## WHAT NEEDS TO BE DONE
Reproduce the lines below, replacing "Live Feed Tags" with "Live Feed Labels" wherever it occurs and leaving everything else unchanged.

## DATA FOR THE TASK
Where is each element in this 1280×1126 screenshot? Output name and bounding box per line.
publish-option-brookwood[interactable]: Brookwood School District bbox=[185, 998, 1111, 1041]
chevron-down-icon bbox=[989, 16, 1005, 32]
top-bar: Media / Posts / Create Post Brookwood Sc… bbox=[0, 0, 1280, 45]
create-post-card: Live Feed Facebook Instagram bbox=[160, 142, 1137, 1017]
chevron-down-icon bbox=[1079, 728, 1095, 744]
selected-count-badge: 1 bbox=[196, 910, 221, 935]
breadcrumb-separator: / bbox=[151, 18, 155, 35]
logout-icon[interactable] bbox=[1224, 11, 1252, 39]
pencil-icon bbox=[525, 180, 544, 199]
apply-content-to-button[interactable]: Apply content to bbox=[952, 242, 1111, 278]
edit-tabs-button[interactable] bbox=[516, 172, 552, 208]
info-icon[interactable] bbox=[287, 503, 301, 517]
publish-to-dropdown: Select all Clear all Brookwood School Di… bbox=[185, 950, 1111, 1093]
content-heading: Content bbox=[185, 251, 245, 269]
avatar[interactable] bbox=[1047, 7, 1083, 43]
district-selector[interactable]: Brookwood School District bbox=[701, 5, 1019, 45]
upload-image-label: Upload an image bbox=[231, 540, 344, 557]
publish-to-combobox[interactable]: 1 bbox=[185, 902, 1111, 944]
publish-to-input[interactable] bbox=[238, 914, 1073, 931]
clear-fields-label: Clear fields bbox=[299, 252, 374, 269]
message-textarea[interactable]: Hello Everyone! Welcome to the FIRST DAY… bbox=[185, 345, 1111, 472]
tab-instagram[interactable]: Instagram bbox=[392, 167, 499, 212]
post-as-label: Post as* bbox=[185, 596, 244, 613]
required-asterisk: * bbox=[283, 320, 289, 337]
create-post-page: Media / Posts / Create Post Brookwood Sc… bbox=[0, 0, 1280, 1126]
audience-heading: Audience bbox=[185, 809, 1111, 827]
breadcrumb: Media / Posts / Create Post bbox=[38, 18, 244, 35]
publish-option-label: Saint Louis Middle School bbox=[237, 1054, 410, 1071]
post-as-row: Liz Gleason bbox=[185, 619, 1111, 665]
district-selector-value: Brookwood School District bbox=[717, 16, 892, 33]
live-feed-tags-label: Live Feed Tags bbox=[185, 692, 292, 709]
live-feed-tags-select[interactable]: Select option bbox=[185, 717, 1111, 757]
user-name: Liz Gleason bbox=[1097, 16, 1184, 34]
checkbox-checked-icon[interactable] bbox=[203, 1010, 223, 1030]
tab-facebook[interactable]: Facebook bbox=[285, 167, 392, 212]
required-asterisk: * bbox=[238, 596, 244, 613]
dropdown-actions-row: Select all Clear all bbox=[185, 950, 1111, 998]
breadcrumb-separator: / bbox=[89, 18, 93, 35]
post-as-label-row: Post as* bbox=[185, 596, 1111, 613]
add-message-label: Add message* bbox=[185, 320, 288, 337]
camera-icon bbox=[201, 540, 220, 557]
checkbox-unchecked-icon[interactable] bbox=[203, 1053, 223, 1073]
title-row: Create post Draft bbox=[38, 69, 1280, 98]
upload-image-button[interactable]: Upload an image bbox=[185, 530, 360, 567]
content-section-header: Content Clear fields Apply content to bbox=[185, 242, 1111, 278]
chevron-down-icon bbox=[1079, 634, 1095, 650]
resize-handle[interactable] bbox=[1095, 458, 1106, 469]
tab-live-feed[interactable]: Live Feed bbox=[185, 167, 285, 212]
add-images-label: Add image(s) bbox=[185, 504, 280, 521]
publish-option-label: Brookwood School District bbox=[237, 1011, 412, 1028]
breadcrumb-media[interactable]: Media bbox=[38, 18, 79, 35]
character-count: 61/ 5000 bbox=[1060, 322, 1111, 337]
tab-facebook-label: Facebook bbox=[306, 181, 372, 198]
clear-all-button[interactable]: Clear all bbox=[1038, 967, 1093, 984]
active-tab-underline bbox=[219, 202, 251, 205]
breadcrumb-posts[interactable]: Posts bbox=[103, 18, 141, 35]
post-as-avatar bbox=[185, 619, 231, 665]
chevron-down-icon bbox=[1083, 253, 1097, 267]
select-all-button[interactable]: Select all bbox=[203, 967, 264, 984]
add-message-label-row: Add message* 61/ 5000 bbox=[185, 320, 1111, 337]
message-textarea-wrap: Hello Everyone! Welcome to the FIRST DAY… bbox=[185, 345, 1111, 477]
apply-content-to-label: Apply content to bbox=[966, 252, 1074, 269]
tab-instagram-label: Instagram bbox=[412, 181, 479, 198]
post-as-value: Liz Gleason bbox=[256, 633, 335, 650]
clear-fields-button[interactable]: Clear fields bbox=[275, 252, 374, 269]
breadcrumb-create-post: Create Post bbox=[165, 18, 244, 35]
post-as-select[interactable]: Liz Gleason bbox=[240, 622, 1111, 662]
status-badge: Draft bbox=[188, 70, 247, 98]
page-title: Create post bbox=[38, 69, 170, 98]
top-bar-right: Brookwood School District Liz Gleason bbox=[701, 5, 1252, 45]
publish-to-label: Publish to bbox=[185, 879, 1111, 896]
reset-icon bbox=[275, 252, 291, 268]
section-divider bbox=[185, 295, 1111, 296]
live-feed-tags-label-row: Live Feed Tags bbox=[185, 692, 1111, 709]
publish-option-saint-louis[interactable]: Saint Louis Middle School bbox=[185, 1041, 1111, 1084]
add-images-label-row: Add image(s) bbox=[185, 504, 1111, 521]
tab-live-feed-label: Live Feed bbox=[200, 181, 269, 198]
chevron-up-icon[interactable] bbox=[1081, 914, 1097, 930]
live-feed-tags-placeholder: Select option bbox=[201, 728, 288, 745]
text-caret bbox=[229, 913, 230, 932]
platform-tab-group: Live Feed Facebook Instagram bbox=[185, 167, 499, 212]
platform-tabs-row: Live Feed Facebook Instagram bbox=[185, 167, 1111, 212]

## EXERCISE RESPONSE
Where is each element in this 1280×1126 screenshot? Output name and bounding box per line.
publish-option-brookwood[interactable]: Brookwood School District bbox=[185, 998, 1111, 1041]
chevron-down-icon bbox=[989, 16, 1005, 32]
top-bar: Media / Posts / Create Post Brookwood Sc… bbox=[0, 0, 1280, 45]
create-post-card: Live Feed Facebook Instagram bbox=[160, 142, 1137, 1017]
chevron-down-icon bbox=[1079, 728, 1095, 744]
selected-count-badge: 1 bbox=[196, 910, 221, 935]
breadcrumb-separator: / bbox=[151, 18, 155, 35]
logout-icon[interactable] bbox=[1224, 11, 1252, 39]
pencil-icon bbox=[525, 180, 544, 199]
apply-content-to-button[interactable]: Apply content to bbox=[952, 242, 1111, 278]
edit-tabs-button[interactable] bbox=[516, 172, 552, 208]
info-icon[interactable] bbox=[287, 503, 301, 517]
publish-to-dropdown: Select all Clear all Brookwood School Di… bbox=[185, 950, 1111, 1093]
content-heading: Content bbox=[185, 251, 245, 269]
avatar[interactable] bbox=[1047, 7, 1083, 43]
district-selector[interactable]: Brookwood School District bbox=[701, 5, 1019, 45]
upload-image-label: Upload an image bbox=[231, 540, 344, 557]
publish-to-combobox[interactable]: 1 bbox=[185, 902, 1111, 944]
publish-to-input[interactable] bbox=[238, 914, 1073, 931]
clear-fields-label: Clear fields bbox=[299, 252, 374, 269]
message-textarea[interactable]: Hello Everyone! Welcome to the FIRST DAY… bbox=[185, 345, 1111, 472]
tab-instagram[interactable]: Instagram bbox=[392, 167, 499, 212]
post-as-label: Post as* bbox=[185, 596, 244, 613]
required-asterisk: * bbox=[283, 320, 289, 337]
create-post-page: Media / Posts / Create Post Brookwood Sc… bbox=[0, 0, 1280, 1126]
audience-heading: Audience bbox=[185, 809, 1111, 827]
breadcrumb: Media / Posts / Create Post bbox=[38, 18, 244, 35]
publish-option-label: Saint Louis Middle School bbox=[237, 1054, 410, 1071]
post-as-row: Liz Gleason bbox=[185, 619, 1111, 665]
district-selector-value: Brookwood School District bbox=[717, 16, 892, 33]
live-feed-tags-label: Live Feed Labels bbox=[185, 692, 292, 709]
live-feed-tags-select[interactable]: Select option bbox=[185, 717, 1111, 757]
user-name: Liz Gleason bbox=[1097, 16, 1184, 34]
checkbox-checked-icon[interactable] bbox=[203, 1010, 223, 1030]
tab-facebook[interactable]: Facebook bbox=[285, 167, 392, 212]
required-asterisk: * bbox=[238, 596, 244, 613]
dropdown-actions-row: Select all Clear all bbox=[185, 950, 1111, 998]
breadcrumb-separator: / bbox=[89, 18, 93, 35]
post-as-label-row: Post as* bbox=[185, 596, 1111, 613]
add-message-label: Add message* bbox=[185, 320, 288, 337]
camera-icon bbox=[201, 540, 220, 557]
checkbox-unchecked-icon[interactable] bbox=[203, 1053, 223, 1073]
title-row: Create post Draft bbox=[38, 69, 1280, 98]
upload-image-button[interactable]: Upload an image bbox=[185, 530, 360, 567]
content-section-header: Content Clear fields Apply content to bbox=[185, 242, 1111, 278]
chevron-down-icon bbox=[1079, 634, 1095, 650]
resize-handle[interactable] bbox=[1095, 458, 1106, 469]
tab-live-feed[interactable]: Live Feed bbox=[185, 167, 285, 212]
add-images-label: Add image(s) bbox=[185, 504, 280, 521]
publish-option-label: Brookwood School District bbox=[237, 1011, 412, 1028]
breadcrumb-media[interactable]: Media bbox=[38, 18, 79, 35]
character-count: 61/ 5000 bbox=[1060, 322, 1111, 337]
tab-facebook-label: Facebook bbox=[306, 181, 372, 198]
clear-all-button[interactable]: Clear all bbox=[1038, 967, 1093, 984]
active-tab-underline bbox=[219, 202, 251, 205]
breadcrumb-posts[interactable]: Posts bbox=[103, 18, 141, 35]
post-as-avatar bbox=[185, 619, 231, 665]
chevron-down-icon bbox=[1083, 253, 1097, 267]
select-all-button[interactable]: Select all bbox=[203, 967, 264, 984]
add-message-label-row: Add message* 61/ 5000 bbox=[185, 320, 1111, 337]
message-textarea-wrap: Hello Everyone! Welcome to the FIRST DAY… bbox=[185, 345, 1111, 477]
apply-content-to-label: Apply content to bbox=[966, 252, 1074, 269]
tab-instagram-label: Instagram bbox=[412, 181, 479, 198]
post-as-value: Liz Gleason bbox=[256, 633, 335, 650]
clear-fields-button[interactable]: Clear fields bbox=[275, 252, 374, 269]
breadcrumb-create-post: Create Post bbox=[165, 18, 244, 35]
post-as-select[interactable]: Liz Gleason bbox=[240, 622, 1111, 662]
status-badge: Draft bbox=[188, 70, 247, 98]
page-title: Create post bbox=[38, 69, 170, 98]
top-bar-right: Brookwood School District Liz Gleason bbox=[701, 5, 1252, 45]
publish-to-label: Publish to bbox=[185, 879, 1111, 896]
reset-icon bbox=[275, 252, 291, 268]
section-divider bbox=[185, 295, 1111, 296]
live-feed-tags-label-row: Live Feed Labels bbox=[185, 692, 1111, 709]
publish-option-saint-louis[interactable]: Saint Louis Middle School bbox=[185, 1041, 1111, 1084]
add-images-label-row: Add image(s) bbox=[185, 504, 1111, 521]
tab-live-feed-label: Live Feed bbox=[200, 181, 269, 198]
chevron-up-icon[interactable] bbox=[1081, 914, 1097, 930]
live-feed-tags-placeholder: Select option bbox=[201, 728, 288, 745]
text-caret bbox=[229, 913, 230, 932]
platform-tab-group: Live Feed Facebook Instagram bbox=[185, 167, 499, 212]
platform-tabs-row: Live Feed Facebook Instagram bbox=[185, 167, 1111, 212]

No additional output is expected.